**GOAL**
Below are the entries; output exactly the lines from the one containing "Extract the structured" through the final line, inclusive.

* Begin SUPPLIED RECORDS *

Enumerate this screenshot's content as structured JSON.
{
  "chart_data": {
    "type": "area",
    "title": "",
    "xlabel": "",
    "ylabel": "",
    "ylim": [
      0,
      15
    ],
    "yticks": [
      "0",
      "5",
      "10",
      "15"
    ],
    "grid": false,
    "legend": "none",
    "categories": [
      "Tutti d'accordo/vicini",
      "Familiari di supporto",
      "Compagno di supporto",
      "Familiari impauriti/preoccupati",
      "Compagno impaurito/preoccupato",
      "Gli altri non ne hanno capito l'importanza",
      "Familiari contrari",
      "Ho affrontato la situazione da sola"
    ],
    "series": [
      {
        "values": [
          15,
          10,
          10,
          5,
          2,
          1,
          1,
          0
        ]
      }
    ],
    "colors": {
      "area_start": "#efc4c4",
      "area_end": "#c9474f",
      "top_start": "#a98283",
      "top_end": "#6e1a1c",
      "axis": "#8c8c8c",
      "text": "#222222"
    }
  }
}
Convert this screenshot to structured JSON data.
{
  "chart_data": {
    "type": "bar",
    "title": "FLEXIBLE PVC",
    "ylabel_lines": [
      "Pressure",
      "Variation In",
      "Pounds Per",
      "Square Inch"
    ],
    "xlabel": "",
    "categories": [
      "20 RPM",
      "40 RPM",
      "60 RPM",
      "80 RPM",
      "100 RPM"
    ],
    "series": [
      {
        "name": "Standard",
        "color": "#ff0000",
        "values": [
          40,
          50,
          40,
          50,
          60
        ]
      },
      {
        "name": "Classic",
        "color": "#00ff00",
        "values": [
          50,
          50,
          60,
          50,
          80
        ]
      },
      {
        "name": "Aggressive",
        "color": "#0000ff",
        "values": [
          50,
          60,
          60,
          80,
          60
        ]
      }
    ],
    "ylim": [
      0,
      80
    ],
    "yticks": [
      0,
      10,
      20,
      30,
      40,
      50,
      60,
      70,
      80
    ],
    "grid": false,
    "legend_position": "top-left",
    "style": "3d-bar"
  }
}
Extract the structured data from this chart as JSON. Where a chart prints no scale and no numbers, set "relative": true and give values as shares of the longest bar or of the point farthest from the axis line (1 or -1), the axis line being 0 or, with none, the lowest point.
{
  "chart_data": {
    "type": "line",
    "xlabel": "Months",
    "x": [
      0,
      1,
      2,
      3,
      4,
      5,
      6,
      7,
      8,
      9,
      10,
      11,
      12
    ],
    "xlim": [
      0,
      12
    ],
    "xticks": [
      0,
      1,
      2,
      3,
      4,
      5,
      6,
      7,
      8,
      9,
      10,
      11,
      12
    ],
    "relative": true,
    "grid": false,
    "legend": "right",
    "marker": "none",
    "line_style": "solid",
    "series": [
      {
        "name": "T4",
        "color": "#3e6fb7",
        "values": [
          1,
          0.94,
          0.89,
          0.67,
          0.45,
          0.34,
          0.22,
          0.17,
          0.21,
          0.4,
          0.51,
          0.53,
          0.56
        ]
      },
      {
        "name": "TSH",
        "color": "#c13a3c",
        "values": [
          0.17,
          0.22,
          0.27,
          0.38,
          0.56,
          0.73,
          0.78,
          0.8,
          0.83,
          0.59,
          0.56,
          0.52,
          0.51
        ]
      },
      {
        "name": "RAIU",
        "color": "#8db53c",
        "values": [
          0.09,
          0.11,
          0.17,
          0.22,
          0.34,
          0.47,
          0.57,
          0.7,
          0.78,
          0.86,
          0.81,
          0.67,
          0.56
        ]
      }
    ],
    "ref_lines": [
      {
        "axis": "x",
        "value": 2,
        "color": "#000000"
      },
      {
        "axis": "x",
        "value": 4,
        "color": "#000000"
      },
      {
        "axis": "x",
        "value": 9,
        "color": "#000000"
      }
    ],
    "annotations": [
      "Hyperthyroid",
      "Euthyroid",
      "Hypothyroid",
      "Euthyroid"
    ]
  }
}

* End SUPPLIED RECORDS *

**SOLUTION FOR THIS EXERCISE**
Extract the structured data from this chart as JSON. Where a chart prints no scale and no numbers, set "relative": true and give values as shares of the longest bar or of the point farthest from the axis line (1 or -1), the axis line being 0 or, with none, the lowest point.
{
  "chart_data": {
    "type": "line",
    "xlabel": "Months",
    "x": [
      0,
      1,
      2,
      3,
      4,
      5,
      6,
      7,
      8,
      9,
      10,
      11,
      12
    ],
    "xlim": [
      0,
      12
    ],
    "xticks": [
      0,
      1,
      2,
      3,
      4,
      5,
      6,
      7,
      8,
      9,
      10,
      11,
      12
    ],
    "relative": true,
    "grid": false,
    "legend": "right",
    "marker": "none",
    "line_style": "solid",
    "series": [
      {
        "name": "T4",
        "color": "#3e6fb7",
        "values": [
          1,
          0.94,
          0.89,
          0.67,
          0.45,
          0.34,
          0.22,
          0.17,
          0.21,
          0.4,
          0.51,
          0.53,
          0.56
        ]
      },
      {
        "name": "TSH",
        "color": "#c13a3c",
        "values": [
          0.17,
          0.22,
          0.27,
          0.38,
          0.56,
          0.73,
          0.78,
          0.8,
          0.83,
          0.59,
          0.56,
          0.52,
          0.51
        ]
      },
      {
        "name": "RAIU",
        "color": "#8db53c",
        "values": [
          0.09,
          0.11,
          0.17,
          0.22,
          0.34,
          0.47,
          0.57,
          0.7,
          0.78,
          0.86,
          0.81,
          0.67,
          0.56
        ]
      }
    ],
    "ref_lines": [
      {
        "axis": "x",
        "value": 2,
        "color": "#000000"
      },
      {
        "axis": "x",
        "value": 4,
        "color": "#000000"
      },
      {
        "axis": "x",
        "value": 9,
        "color": "#000000"
      }
    ],
    "annotations": [
      "Hyperthyroid",
      "Euthyroid",
      "Hypothyroid",
      "Euthyroid"
    ]
  }
}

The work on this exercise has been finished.